— Your task —
All entries below need to be written out exactly, but without their pictures.

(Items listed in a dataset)

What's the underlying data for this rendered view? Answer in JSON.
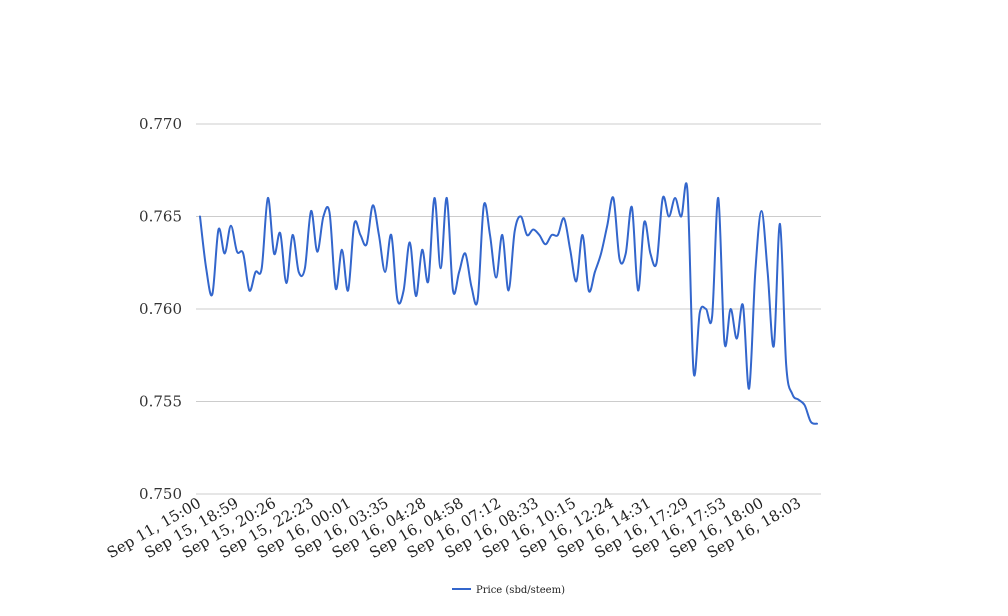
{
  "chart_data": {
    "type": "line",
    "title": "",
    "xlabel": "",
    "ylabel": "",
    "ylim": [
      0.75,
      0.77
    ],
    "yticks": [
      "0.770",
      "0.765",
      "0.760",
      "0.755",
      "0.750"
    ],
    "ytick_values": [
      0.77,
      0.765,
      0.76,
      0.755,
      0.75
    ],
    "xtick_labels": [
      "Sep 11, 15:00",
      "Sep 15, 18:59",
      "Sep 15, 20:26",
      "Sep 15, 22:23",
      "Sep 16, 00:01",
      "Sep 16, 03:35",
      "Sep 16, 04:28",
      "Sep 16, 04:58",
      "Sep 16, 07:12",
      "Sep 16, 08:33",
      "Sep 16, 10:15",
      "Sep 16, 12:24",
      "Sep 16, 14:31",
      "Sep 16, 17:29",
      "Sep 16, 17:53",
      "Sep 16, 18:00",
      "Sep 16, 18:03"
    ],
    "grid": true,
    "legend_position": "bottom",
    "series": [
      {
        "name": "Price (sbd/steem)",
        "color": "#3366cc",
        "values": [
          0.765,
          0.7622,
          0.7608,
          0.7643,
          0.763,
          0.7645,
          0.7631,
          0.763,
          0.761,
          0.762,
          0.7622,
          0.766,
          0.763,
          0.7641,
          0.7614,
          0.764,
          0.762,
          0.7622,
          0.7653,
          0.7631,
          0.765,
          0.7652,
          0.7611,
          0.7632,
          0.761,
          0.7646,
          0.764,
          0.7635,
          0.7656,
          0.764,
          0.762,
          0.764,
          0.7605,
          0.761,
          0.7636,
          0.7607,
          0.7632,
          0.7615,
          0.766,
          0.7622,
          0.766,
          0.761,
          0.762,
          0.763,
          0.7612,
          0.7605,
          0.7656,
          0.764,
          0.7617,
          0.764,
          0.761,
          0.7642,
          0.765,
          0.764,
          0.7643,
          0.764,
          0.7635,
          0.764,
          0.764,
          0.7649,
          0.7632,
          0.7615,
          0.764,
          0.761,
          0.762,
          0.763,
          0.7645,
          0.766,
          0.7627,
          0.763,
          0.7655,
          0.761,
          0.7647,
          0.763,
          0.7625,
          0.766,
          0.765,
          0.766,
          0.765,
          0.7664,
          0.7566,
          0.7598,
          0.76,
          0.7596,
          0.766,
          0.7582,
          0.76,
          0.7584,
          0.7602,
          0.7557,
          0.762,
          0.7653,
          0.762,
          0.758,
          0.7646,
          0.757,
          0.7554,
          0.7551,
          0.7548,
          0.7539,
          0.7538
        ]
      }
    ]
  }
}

— Full response —
What's the underlying data for this rendered view? Answer in JSON.
{
  "chart_data": {
    "type": "line",
    "title": "",
    "xlabel": "",
    "ylabel": "",
    "ylim": [
      0.75,
      0.77
    ],
    "yticks": [
      "0.770",
      "0.765",
      "0.760",
      "0.755",
      "0.750"
    ],
    "ytick_values": [
      0.77,
      0.765,
      0.76,
      0.755,
      0.75
    ],
    "xtick_labels": [
      "Sep 11, 15:00",
      "Sep 15, 18:59",
      "Sep 15, 20:26",
      "Sep 15, 22:23",
      "Sep 16, 00:01",
      "Sep 16, 03:35",
      "Sep 16, 04:28",
      "Sep 16, 04:58",
      "Sep 16, 07:12",
      "Sep 16, 08:33",
      "Sep 16, 10:15",
      "Sep 16, 12:24",
      "Sep 16, 14:31",
      "Sep 16, 17:29",
      "Sep 16, 17:53",
      "Sep 16, 18:00",
      "Sep 16, 18:03"
    ],
    "grid": true,
    "legend_position": "bottom",
    "series": [
      {
        "name": "Price (sbd/steem)",
        "color": "#3366cc",
        "values": [
          0.765,
          0.7622,
          0.7608,
          0.7643,
          0.763,
          0.7645,
          0.7631,
          0.763,
          0.761,
          0.762,
          0.7622,
          0.766,
          0.763,
          0.7641,
          0.7614,
          0.764,
          0.762,
          0.7622,
          0.7653,
          0.7631,
          0.765,
          0.7652,
          0.7611,
          0.7632,
          0.761,
          0.7646,
          0.764,
          0.7635,
          0.7656,
          0.764,
          0.762,
          0.764,
          0.7605,
          0.761,
          0.7636,
          0.7607,
          0.7632,
          0.7615,
          0.766,
          0.7622,
          0.766,
          0.761,
          0.762,
          0.763,
          0.7612,
          0.7605,
          0.7656,
          0.764,
          0.7617,
          0.764,
          0.761,
          0.7642,
          0.765,
          0.764,
          0.7643,
          0.764,
          0.7635,
          0.764,
          0.764,
          0.7649,
          0.7632,
          0.7615,
          0.764,
          0.761,
          0.762,
          0.763,
          0.7645,
          0.766,
          0.7627,
          0.763,
          0.7655,
          0.761,
          0.7647,
          0.763,
          0.7625,
          0.766,
          0.765,
          0.766,
          0.765,
          0.7664,
          0.7566,
          0.7598,
          0.76,
          0.7596,
          0.766,
          0.7582,
          0.76,
          0.7584,
          0.7602,
          0.7557,
          0.762,
          0.7653,
          0.762,
          0.758,
          0.7646,
          0.757,
          0.7554,
          0.7551,
          0.7548,
          0.7539,
          0.7538
        ]
      }
    ]
  }
}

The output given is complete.